begin RECORDS FOR THE EXERCISE

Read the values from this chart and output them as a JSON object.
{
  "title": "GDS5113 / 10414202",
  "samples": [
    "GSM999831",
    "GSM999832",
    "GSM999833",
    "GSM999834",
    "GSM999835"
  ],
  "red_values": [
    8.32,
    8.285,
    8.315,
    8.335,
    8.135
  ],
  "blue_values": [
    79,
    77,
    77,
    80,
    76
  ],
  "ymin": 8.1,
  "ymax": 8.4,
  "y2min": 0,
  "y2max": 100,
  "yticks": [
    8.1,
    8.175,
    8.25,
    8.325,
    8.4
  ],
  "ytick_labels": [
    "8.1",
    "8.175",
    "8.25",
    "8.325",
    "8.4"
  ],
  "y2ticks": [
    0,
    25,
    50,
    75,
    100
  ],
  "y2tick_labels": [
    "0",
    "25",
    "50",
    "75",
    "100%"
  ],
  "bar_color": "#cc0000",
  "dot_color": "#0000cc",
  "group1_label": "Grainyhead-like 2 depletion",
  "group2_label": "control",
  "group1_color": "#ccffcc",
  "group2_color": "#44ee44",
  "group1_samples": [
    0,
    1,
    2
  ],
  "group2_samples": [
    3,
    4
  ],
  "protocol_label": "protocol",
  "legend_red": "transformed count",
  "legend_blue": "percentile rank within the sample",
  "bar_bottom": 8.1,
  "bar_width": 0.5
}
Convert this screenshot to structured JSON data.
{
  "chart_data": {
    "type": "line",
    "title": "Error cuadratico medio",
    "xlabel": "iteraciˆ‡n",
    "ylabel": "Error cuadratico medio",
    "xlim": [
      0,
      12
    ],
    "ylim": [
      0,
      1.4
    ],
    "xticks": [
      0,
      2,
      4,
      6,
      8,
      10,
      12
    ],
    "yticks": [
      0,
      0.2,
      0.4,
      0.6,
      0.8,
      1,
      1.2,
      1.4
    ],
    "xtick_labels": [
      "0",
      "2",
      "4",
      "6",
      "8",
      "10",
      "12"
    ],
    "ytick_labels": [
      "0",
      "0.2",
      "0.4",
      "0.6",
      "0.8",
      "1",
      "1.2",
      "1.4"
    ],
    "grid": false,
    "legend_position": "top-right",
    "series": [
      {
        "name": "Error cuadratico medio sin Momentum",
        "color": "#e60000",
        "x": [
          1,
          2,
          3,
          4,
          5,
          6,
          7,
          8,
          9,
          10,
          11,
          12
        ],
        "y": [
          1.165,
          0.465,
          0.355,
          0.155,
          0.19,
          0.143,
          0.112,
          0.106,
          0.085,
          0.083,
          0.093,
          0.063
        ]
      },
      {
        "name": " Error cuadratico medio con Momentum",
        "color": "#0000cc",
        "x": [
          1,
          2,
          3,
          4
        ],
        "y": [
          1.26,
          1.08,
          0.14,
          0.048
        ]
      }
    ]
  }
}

end RECORDS FOR THE EXERCISE

WHAT IS NEEDED: Set down every line of the listing above again, exactly as given.

THE RESPONSE:
Read the values from this chart and output them as a JSON object.
{
  "title": "GDS5113 / 10414202",
  "samples": [
    "GSM999831",
    "GSM999832",
    "GSM999833",
    "GSM999834",
    "GSM999835"
  ],
  "red_values": [
    8.32,
    8.285,
    8.315,
    8.335,
    8.135
  ],
  "blue_values": [
    79,
    77,
    77,
    80,
    76
  ],
  "ymin": 8.1,
  "ymax": 8.4,
  "y2min": 0,
  "y2max": 100,
  "yticks": [
    8.1,
    8.175,
    8.25,
    8.325,
    8.4
  ],
  "ytick_labels": [
    "8.1",
    "8.175",
    "8.25",
    "8.325",
    "8.4"
  ],
  "y2ticks": [
    0,
    25,
    50,
    75,
    100
  ],
  "y2tick_labels": [
    "0",
    "25",
    "50",
    "75",
    "100%"
  ],
  "bar_color": "#cc0000",
  "dot_color": "#0000cc",
  "group1_label": "Grainyhead-like 2 depletion",
  "group2_label": "control",
  "group1_color": "#ccffcc",
  "group2_color": "#44ee44",
  "group1_samples": [
    0,
    1,
    2
  ],
  "group2_samples": [
    3,
    4
  ],
  "protocol_label": "protocol",
  "legend_red": "transformed count",
  "legend_blue": "percentile rank within the sample",
  "bar_bottom": 8.1,
  "bar_width": 0.5
}
Convert this screenshot to structured JSON data.
{
  "chart_data": {
    "type": "line",
    "title": "Error cuadratico medio",
    "xlabel": "iteraciˆ‡n",
    "ylabel": "Error cuadratico medio",
    "xlim": [
      0,
      12
    ],
    "ylim": [
      0,
      1.4
    ],
    "xticks": [
      0,
      2,
      4,
      6,
      8,
      10,
      12
    ],
    "yticks": [
      0,
      0.2,
      0.4,
      0.6,
      0.8,
      1,
      1.2,
      1.4
    ],
    "xtick_labels": [
      "0",
      "2",
      "4",
      "6",
      "8",
      "10",
      "12"
    ],
    "ytick_labels": [
      "0",
      "0.2",
      "0.4",
      "0.6",
      "0.8",
      "1",
      "1.2",
      "1.4"
    ],
    "grid": false,
    "legend_position": "top-right",
    "series": [
      {
        "name": "Error cuadratico medio sin Momentum",
        "color": "#e60000",
        "x": [
          1,
          2,
          3,
          4,
          5,
          6,
          7,
          8,
          9,
          10,
          11,
          12
        ],
        "y": [
          1.165,
          0.465,
          0.355,
          0.155,
          0.19,
          0.143,
          0.112,
          0.106,
          0.085,
          0.083,
          0.093,
          0.063
        ]
      },
      {
        "name": " Error cuadratico medio con Momentum",
        "color": "#0000cc",
        "x": [
          1,
          2,
          3,
          4
        ],
        "y": [
          1.26,
          1.08,
          0.14,
          0.048
        ]
      }
    ]
  }
}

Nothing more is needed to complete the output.